_Exercise directions_
Retype the records that come next, word for word.

-- start of Provided data --

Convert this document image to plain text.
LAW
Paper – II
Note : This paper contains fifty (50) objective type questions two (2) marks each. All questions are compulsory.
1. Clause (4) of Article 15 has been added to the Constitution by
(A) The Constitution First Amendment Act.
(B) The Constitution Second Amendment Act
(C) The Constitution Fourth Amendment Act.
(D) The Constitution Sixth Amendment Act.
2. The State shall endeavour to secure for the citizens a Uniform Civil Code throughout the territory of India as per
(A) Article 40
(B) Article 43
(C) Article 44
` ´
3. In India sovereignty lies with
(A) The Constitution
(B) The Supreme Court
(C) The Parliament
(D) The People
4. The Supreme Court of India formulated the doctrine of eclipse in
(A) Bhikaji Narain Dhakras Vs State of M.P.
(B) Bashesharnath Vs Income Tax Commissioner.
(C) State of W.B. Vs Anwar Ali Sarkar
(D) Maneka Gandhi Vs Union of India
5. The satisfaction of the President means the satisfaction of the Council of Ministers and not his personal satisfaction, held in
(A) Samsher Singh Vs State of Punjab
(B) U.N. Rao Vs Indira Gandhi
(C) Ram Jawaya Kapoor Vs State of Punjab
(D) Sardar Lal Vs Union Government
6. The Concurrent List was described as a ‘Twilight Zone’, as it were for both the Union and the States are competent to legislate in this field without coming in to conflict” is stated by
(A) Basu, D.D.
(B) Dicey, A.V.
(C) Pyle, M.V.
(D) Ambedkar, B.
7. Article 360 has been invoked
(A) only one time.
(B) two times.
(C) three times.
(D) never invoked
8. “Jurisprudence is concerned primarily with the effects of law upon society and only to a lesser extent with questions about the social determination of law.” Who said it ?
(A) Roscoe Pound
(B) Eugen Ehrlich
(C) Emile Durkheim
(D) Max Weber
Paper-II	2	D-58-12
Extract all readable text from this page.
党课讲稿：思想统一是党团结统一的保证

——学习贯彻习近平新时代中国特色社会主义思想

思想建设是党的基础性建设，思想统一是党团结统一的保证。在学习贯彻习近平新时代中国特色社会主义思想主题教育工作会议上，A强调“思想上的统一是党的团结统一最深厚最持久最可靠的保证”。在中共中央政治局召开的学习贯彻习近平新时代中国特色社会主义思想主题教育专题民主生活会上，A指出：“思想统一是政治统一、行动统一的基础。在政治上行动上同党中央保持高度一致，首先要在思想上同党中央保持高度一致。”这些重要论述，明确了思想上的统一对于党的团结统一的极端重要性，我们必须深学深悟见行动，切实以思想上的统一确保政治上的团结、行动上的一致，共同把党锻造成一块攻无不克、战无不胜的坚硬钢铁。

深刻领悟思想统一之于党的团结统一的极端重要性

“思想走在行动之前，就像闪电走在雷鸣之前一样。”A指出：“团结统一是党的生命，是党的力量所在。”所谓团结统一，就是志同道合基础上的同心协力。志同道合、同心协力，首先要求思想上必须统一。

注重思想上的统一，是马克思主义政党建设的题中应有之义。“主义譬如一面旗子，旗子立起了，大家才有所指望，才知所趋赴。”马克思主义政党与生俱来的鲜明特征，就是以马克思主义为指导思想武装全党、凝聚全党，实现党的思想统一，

-- end of Provided data --

_Result of this exercise_
Convert this document image to plain text.
LAW
Paper – II
Note : This paper contains fifty (50) objective type questions two (2) marks each. All questions are compulsory.
1. Clause (4) of Article 15 has been added to the Constitution by
(A) The Constitution First Amendment Act.
(B) The Constitution Second Amendment Act
(C) The Constitution Fourth Amendment Act.
(D) The Constitution Sixth Amendment Act.
2. The State shall endeavour to secure for the citizens a Uniform Civil Code throughout the territory of India as per
(A) Article 40
(B) Article 43
(C) Article 44
` ´
3. In India sovereignty lies with
(A) The Constitution
(B) The Supreme Court
(C) The Parliament
(D) The People
4. The Supreme Court of India formulated the doctrine of eclipse in
(A) Bhikaji Narain Dhakras Vs State of M.P.
(B) Bashesharnath Vs Income Tax Commissioner.
(C) State of W.B. Vs Anwar Ali Sarkar
(D) Maneka Gandhi Vs Union of India
5. The satisfaction of the President means the satisfaction of the Council of Ministers and not his personal satisfaction, held in
(A) Samsher Singh Vs State of Punjab
(B) U.N. Rao Vs Indira Gandhi
(C) Ram Jawaya Kapoor Vs State of Punjab
(D) Sardar Lal Vs Union Government
6. The Concurrent List was described as a ‘Twilight Zone’, as it were for both the Union and the States are competent to legislate in this field without coming in to conflict” is stated by
(A) Basu, D.D.
(B) Dicey, A.V.
(C) Pyle, M.V.
(D) Ambedkar, B.
7. Article 360 has been invoked
(A) only one time.
(B) two times.
(C) three times.
(D) never invoked
8. “Jurisprudence is concerned primarily with the effects of law upon society and only to a lesser extent with questions about the social determination of law.” Who said it ?
(A) Roscoe Pound
(B) Eugen Ehrlich
(C) Emile Durkheim
(D) Max Weber
Paper-II	2	D-58-12
Extract all readable text from this page.
党课讲稿：思想统一是党团结统一的保证

——学习贯彻习近平新时代中国特色社会主义思想

思想建设是党的基础性建设，思想统一是党团结统一的保证。在学习贯彻习近平新时代中国特色社会主义思想主题教育工作会议上，A强调“思想上的统一是党的团结统一最深厚最持久最可靠的保证”。在中共中央政治局召开的学习贯彻习近平新时代中国特色社会主义思想主题教育专题民主生活会上，A指出：“思想统一是政治统一、行动统一的基础。在政治上行动上同党中央保持高度一致，首先要在思想上同党中央保持高度一致。”这些重要论述，明确了思想上的统一对于党的团结统一的极端重要性，我们必须深学深悟见行动，切实以思想上的统一确保政治上的团结、行动上的一致，共同把党锻造成一块攻无不克、战无不胜的坚硬钢铁。

深刻领悟思想统一之于党的团结统一的极端重要性

“思想走在行动之前，就像闪电走在雷鸣之前一样。”A指出：“团结统一是党的生命，是党的力量所在。”所谓团结统一，就是志同道合基础上的同心协力。志同道合、同心协力，首先要求思想上必须统一。

注重思想上的统一，是马克思主义政党建设的题中应有之义。“主义譬如一面旗子，旗子立起了，大家才有所指望，才知所趋赴。”马克思主义政党与生俱来的鲜明特征，就是以马克思主义为指导思想武装全党、凝聚全党，实现党的思想统一，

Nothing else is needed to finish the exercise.